* Your objective:
Every entry below should be printed exactly, without its images.

* Records shown:
— Start —
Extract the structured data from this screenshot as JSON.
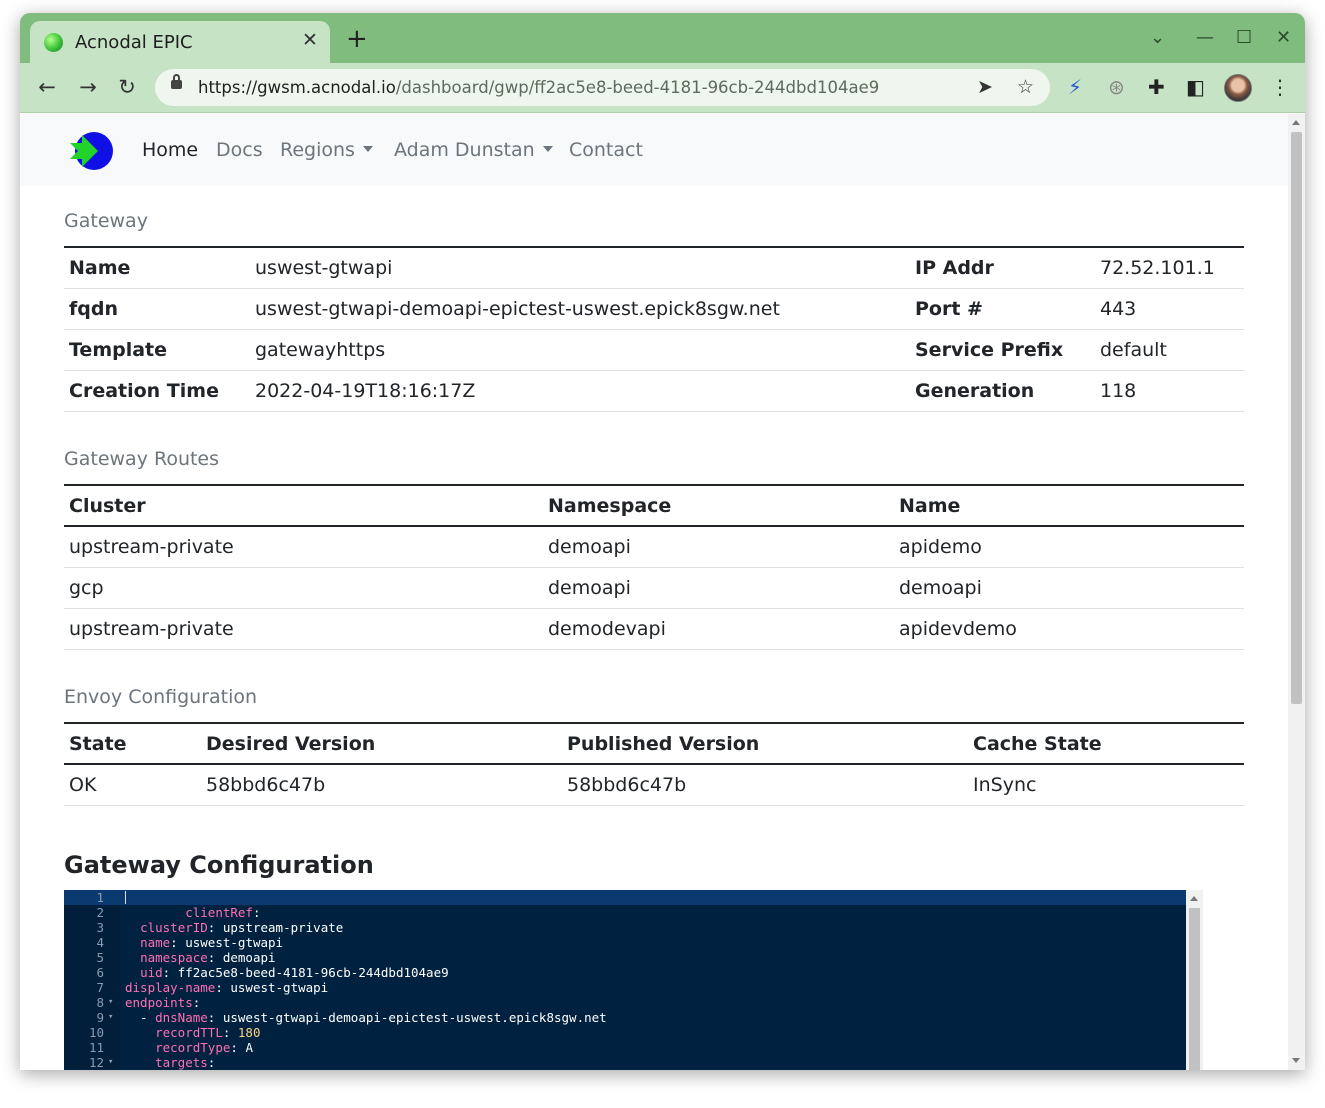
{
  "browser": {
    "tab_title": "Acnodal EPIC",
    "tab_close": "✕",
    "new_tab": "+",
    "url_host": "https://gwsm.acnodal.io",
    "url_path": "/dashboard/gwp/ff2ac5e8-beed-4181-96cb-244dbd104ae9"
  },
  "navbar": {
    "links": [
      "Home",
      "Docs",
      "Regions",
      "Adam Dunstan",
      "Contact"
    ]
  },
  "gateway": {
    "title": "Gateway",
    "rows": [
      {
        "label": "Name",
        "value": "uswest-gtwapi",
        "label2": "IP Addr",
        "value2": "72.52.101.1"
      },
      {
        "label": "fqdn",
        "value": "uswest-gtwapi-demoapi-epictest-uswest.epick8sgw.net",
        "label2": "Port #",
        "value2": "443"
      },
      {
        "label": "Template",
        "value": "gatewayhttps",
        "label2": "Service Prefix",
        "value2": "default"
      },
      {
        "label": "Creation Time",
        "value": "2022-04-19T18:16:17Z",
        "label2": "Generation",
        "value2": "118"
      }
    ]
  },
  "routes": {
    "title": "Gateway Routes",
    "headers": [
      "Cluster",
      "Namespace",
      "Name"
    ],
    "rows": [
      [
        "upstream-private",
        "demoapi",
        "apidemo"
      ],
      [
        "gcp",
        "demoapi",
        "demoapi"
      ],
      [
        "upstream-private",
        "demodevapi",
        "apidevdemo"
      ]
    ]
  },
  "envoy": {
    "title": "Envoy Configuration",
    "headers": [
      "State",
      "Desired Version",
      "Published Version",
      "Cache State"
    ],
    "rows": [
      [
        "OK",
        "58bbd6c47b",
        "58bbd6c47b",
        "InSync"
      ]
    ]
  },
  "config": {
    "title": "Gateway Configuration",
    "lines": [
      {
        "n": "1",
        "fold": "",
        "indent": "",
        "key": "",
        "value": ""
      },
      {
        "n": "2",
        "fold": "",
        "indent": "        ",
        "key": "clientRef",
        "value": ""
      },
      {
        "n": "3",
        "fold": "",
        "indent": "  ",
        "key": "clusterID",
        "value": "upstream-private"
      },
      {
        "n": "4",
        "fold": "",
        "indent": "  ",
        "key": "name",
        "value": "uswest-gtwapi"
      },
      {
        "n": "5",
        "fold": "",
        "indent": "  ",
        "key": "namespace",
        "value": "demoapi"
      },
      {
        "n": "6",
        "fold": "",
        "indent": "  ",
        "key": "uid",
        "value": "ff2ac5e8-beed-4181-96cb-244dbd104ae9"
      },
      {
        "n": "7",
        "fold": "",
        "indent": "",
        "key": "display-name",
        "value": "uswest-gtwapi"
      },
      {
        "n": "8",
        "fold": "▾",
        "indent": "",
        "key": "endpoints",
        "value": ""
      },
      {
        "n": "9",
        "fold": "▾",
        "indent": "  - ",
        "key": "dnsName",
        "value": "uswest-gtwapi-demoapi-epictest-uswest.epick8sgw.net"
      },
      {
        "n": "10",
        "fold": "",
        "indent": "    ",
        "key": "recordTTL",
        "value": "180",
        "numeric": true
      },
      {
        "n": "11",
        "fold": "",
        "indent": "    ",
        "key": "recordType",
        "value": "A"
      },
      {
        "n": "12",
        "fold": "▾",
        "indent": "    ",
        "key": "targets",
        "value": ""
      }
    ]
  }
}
— End —
* Answer below:
Extract the structured data from this screenshot as JSON.
{
  "browser": {
    "tab_title": "Acnodal EPIC",
    "tab_close": "✕",
    "new_tab": "+",
    "url_host": "https://gwsm.acnodal.io",
    "url_path": "/dashboard/gwp/ff2ac5e8-beed-4181-96cb-244dbd104ae9"
  },
  "navbar": {
    "links": [
      "Home",
      "Docs",
      "Regions",
      "Adam Dunstan",
      "Contact"
    ]
  },
  "gateway": {
    "title": "Gateway",
    "rows": [
      {
        "label": "Name",
        "value": "uswest-gtwapi",
        "label2": "IP Addr",
        "value2": "72.52.101.1"
      },
      {
        "label": "fqdn",
        "value": "uswest-gtwapi-demoapi-epictest-uswest.epick8sgw.net",
        "label2": "Port #",
        "value2": "443"
      },
      {
        "label": "Template",
        "value": "gatewayhttps",
        "label2": "Service Prefix",
        "value2": "default"
      },
      {
        "label": "Creation Time",
        "value": "2022-04-19T18:16:17Z",
        "label2": "Generation",
        "value2": "118"
      }
    ]
  },
  "routes": {
    "title": "Gateway Routes",
    "headers": [
      "Cluster",
      "Namespace",
      "Name"
    ],
    "rows": [
      [
        "upstream-private",
        "demoapi",
        "apidemo"
      ],
      [
        "gcp",
        "demoapi",
        "demoapi"
      ],
      [
        "upstream-private",
        "demodevapi",
        "apidevdemo"
      ]
    ]
  },
  "envoy": {
    "title": "Envoy Configuration",
    "headers": [
      "State",
      "Desired Version",
      "Published Version",
      "Cache State"
    ],
    "rows": [
      [
        "OK",
        "58bbd6c47b",
        "58bbd6c47b",
        "InSync"
      ]
    ]
  },
  "config": {
    "title": "Gateway Configuration",
    "lines": [
      {
        "n": "1",
        "fold": "",
        "indent": "",
        "key": "",
        "value": ""
      },
      {
        "n": "2",
        "fold": "",
        "indent": "        ",
        "key": "clientRef",
        "value": ""
      },
      {
        "n": "3",
        "fold": "",
        "indent": "  ",
        "key": "clusterID",
        "value": "upstream-private"
      },
      {
        "n": "4",
        "fold": "",
        "indent": "  ",
        "key": "name",
        "value": "uswest-gtwapi"
      },
      {
        "n": "5",
        "fold": "",
        "indent": "  ",
        "key": "namespace",
        "value": "demoapi"
      },
      {
        "n": "6",
        "fold": "",
        "indent": "  ",
        "key": "uid",
        "value": "ff2ac5e8-beed-4181-96cb-244dbd104ae9"
      },
      {
        "n": "7",
        "fold": "",
        "indent": "",
        "key": "display-name",
        "value": "uswest-gtwapi"
      },
      {
        "n": "8",
        "fold": "▾",
        "indent": "",
        "key": "endpoints",
        "value": ""
      },
      {
        "n": "9",
        "fold": "▾",
        "indent": "  - ",
        "key": "dnsName",
        "value": "uswest-gtwapi-demoapi-epictest-uswest.epick8sgw.net"
      },
      {
        "n": "10",
        "fold": "",
        "indent": "    ",
        "key": "recordTTL",
        "value": "180",
        "numeric": true
      },
      {
        "n": "11",
        "fold": "",
        "indent": "    ",
        "key": "recordType",
        "value": "A"
      },
      {
        "n": "12",
        "fold": "▾",
        "indent": "    ",
        "key": "targets",
        "value": ""
      }
    ]
  }
}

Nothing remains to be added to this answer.